Data for the task:

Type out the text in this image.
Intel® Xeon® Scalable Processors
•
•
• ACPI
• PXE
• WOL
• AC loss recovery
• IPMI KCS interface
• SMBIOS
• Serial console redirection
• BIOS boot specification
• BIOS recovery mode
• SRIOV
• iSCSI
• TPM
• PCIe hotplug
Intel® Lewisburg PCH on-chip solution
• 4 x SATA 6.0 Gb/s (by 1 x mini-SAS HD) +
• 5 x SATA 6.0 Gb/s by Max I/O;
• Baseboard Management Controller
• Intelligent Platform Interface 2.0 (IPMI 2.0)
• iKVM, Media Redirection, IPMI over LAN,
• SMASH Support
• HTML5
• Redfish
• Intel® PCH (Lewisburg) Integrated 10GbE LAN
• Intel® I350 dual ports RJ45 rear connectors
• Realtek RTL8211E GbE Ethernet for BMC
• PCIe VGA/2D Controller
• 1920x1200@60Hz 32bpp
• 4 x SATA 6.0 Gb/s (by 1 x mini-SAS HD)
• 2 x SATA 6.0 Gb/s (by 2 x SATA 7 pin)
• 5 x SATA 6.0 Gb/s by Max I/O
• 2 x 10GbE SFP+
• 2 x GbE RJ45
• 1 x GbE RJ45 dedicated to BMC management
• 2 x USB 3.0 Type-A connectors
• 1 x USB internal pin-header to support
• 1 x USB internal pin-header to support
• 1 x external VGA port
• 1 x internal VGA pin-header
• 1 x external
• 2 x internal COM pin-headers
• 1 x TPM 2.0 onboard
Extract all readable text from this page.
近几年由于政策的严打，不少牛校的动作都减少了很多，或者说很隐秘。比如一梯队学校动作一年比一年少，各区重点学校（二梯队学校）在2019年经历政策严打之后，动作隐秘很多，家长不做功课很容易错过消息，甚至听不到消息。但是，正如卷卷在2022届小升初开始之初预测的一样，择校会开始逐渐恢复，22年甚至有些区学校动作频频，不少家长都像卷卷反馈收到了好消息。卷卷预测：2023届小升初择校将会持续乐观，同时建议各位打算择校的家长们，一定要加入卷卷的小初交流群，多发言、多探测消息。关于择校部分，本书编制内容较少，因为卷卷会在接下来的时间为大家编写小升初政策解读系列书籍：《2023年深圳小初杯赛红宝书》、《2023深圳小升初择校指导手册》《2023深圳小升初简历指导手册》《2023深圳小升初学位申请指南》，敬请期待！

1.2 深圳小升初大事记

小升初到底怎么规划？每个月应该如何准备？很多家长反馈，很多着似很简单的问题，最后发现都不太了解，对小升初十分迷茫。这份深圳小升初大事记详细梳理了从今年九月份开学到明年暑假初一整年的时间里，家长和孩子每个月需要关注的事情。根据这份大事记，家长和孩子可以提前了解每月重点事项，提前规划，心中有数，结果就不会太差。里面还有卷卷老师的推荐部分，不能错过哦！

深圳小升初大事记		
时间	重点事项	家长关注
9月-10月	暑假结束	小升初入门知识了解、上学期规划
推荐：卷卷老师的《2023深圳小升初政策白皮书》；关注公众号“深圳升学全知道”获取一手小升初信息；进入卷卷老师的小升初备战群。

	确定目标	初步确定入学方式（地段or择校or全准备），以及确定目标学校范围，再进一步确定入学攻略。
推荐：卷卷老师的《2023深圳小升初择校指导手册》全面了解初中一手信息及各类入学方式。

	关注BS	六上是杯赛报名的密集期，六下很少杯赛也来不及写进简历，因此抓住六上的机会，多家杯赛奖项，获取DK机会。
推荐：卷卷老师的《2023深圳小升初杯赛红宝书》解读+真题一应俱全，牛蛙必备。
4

==

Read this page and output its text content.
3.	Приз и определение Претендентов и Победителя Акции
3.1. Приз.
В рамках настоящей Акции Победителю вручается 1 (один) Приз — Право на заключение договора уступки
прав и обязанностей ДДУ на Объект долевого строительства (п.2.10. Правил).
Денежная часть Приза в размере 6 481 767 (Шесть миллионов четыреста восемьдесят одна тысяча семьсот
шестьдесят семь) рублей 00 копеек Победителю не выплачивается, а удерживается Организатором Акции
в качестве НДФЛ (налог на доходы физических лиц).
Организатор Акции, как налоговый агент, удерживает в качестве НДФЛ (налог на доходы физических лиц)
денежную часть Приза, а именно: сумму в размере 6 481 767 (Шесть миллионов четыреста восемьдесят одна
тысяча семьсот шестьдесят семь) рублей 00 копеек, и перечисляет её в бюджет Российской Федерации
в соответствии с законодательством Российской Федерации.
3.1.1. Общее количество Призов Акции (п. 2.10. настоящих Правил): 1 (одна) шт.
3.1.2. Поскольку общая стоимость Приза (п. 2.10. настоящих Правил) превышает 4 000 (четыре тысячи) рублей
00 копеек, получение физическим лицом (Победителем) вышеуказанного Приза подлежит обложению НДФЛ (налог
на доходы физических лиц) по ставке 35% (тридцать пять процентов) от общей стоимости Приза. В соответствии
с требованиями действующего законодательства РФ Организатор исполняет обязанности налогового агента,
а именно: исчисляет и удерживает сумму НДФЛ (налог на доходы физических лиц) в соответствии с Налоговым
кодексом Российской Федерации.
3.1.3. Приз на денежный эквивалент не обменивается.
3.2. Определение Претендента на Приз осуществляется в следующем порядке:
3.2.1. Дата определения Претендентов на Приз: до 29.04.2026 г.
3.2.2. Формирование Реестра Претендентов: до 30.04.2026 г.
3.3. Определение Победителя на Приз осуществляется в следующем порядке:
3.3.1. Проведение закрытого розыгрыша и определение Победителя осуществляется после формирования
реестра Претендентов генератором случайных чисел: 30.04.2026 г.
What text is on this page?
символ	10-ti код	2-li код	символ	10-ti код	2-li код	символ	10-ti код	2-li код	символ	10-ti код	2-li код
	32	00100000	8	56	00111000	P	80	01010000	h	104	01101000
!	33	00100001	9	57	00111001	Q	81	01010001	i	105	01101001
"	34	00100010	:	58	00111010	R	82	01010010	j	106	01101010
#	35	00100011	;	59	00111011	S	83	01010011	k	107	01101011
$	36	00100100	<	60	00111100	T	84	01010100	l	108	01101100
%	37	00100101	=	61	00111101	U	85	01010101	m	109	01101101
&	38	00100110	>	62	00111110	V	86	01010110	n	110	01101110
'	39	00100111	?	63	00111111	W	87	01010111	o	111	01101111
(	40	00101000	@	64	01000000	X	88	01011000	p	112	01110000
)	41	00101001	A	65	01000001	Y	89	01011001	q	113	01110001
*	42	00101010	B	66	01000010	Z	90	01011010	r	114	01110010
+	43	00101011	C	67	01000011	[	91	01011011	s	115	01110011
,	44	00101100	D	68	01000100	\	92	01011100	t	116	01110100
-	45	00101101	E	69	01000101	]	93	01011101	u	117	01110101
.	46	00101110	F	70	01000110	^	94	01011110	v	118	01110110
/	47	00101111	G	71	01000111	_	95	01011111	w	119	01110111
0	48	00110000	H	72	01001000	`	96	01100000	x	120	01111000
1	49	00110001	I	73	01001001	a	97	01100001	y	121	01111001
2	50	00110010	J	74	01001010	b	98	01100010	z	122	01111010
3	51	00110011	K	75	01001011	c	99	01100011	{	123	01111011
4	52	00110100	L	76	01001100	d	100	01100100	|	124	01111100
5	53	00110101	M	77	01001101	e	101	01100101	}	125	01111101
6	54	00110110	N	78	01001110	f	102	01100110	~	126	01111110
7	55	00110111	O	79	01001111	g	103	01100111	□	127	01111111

Exercise brief: Identify and copy the lines holding the word "SATA".

Written solution:
• 4 x SATA 6.0 Gb/s (by 1 x mini-SAS HD) +
• 5 x SATA 6.0 Gb/s by Max I/O;
• 4 x SATA 6.0 Gb/s (by 1 x mini-SAS HD)
• 2 x SATA 6.0 Gb/s (by 2 x SATA 7 pin)
• 5 x SATA 6.0 Gb/s by Max I/O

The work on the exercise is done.